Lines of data
════
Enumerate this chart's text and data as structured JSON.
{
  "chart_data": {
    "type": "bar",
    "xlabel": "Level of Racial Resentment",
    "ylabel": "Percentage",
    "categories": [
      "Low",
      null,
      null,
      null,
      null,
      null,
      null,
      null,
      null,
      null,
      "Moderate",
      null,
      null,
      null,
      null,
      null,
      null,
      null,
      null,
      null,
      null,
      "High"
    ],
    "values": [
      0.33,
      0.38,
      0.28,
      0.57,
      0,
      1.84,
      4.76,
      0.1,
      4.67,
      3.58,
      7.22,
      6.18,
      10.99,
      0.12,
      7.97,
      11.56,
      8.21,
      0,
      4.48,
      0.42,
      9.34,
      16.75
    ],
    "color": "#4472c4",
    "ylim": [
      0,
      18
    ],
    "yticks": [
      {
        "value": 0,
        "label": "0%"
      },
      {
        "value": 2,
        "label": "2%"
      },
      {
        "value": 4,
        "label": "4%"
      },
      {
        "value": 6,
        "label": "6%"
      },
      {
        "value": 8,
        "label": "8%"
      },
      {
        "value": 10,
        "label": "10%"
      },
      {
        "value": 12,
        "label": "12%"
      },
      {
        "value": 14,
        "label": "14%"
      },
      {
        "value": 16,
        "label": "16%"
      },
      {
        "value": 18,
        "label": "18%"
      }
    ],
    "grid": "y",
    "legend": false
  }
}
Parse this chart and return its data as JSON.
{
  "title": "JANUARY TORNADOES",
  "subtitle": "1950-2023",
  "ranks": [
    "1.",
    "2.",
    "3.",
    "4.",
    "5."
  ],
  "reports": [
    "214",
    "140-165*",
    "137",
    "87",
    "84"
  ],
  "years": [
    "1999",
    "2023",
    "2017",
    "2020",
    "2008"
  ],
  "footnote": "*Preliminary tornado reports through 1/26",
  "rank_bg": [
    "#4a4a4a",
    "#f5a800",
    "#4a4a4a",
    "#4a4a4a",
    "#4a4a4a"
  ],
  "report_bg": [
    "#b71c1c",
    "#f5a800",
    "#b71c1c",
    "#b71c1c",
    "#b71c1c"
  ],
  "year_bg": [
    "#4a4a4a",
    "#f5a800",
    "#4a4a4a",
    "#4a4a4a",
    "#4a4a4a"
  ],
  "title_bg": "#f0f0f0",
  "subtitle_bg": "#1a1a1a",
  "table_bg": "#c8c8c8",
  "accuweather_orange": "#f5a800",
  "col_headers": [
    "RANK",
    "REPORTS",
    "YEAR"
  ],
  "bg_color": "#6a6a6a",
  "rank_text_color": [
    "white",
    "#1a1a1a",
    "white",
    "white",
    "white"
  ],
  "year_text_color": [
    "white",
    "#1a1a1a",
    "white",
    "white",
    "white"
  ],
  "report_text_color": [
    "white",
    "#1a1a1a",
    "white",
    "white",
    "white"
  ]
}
════
Reproduce the material above without altering a single character.

→ **SOLUTION FOR THIS PROBLEM**:
Enumerate this chart's text and data as structured JSON.
{
  "chart_data": {
    "type": "bar",
    "xlabel": "Level of Racial Resentment",
    "ylabel": "Percentage",
    "categories": [
      "Low",
      null,
      null,
      null,
      null,
      null,
      null,
      null,
      null,
      null,
      "Moderate",
      null,
      null,
      null,
      null,
      null,
      null,
      null,
      null,
      null,
      null,
      "High"
    ],
    "values": [
      0.33,
      0.38,
      0.28,
      0.57,
      0,
      1.84,
      4.76,
      0.1,
      4.67,
      3.58,
      7.22,
      6.18,
      10.99,
      0.12,
      7.97,
      11.56,
      8.21,
      0,
      4.48,
      0.42,
      9.34,
      16.75
    ],
    "color": "#4472c4",
    "ylim": [
      0,
      18
    ],
    "yticks": [
      {
        "value": 0,
        "label": "0%"
      },
      {
        "value": 2,
        "label": "2%"
      },
      {
        "value": 4,
        "label": "4%"
      },
      {
        "value": 6,
        "label": "6%"
      },
      {
        "value": 8,
        "label": "8%"
      },
      {
        "value": 10,
        "label": "10%"
      },
      {
        "value": 12,
        "label": "12%"
      },
      {
        "value": 14,
        "label": "14%"
      },
      {
        "value": 16,
        "label": "16%"
      },
      {
        "value": 18,
        "label": "18%"
      }
    ],
    "grid": "y",
    "legend": false
  }
}
Parse this chart and return its data as JSON.
{
  "title": "JANUARY TORNADOES",
  "subtitle": "1950-2023",
  "ranks": [
    "1.",
    "2.",
    "3.",
    "4.",
    "5."
  ],
  "reports": [
    "214",
    "140-165*",
    "137",
    "87",
    "84"
  ],
  "years": [
    "1999",
    "2023",
    "2017",
    "2020",
    "2008"
  ],
  "footnote": "*Preliminary tornado reports through 1/26",
  "rank_bg": [
    "#4a4a4a",
    "#f5a800",
    "#4a4a4a",
    "#4a4a4a",
    "#4a4a4a"
  ],
  "report_bg": [
    "#b71c1c",
    "#f5a800",
    "#b71c1c",
    "#b71c1c",
    "#b71c1c"
  ],
  "year_bg": [
    "#4a4a4a",
    "#f5a800",
    "#4a4a4a",
    "#4a4a4a",
    "#4a4a4a"
  ],
  "title_bg": "#f0f0f0",
  "subtitle_bg": "#1a1a1a",
  "table_bg": "#c8c8c8",
  "accuweather_orange": "#f5a800",
  "col_headers": [
    "RANK",
    "REPORTS",
    "YEAR"
  ],
  "bg_color": "#6a6a6a",
  "rank_text_color": [
    "white",
    "#1a1a1a",
    "white",
    "white",
    "white"
  ],
  "year_text_color": [
    "white",
    "#1a1a1a",
    "white",
    "white",
    "white"
  ],
  "report_text_color": [
    "white",
    "#1a1a1a",
    "white",
    "white",
    "white"
  ]
}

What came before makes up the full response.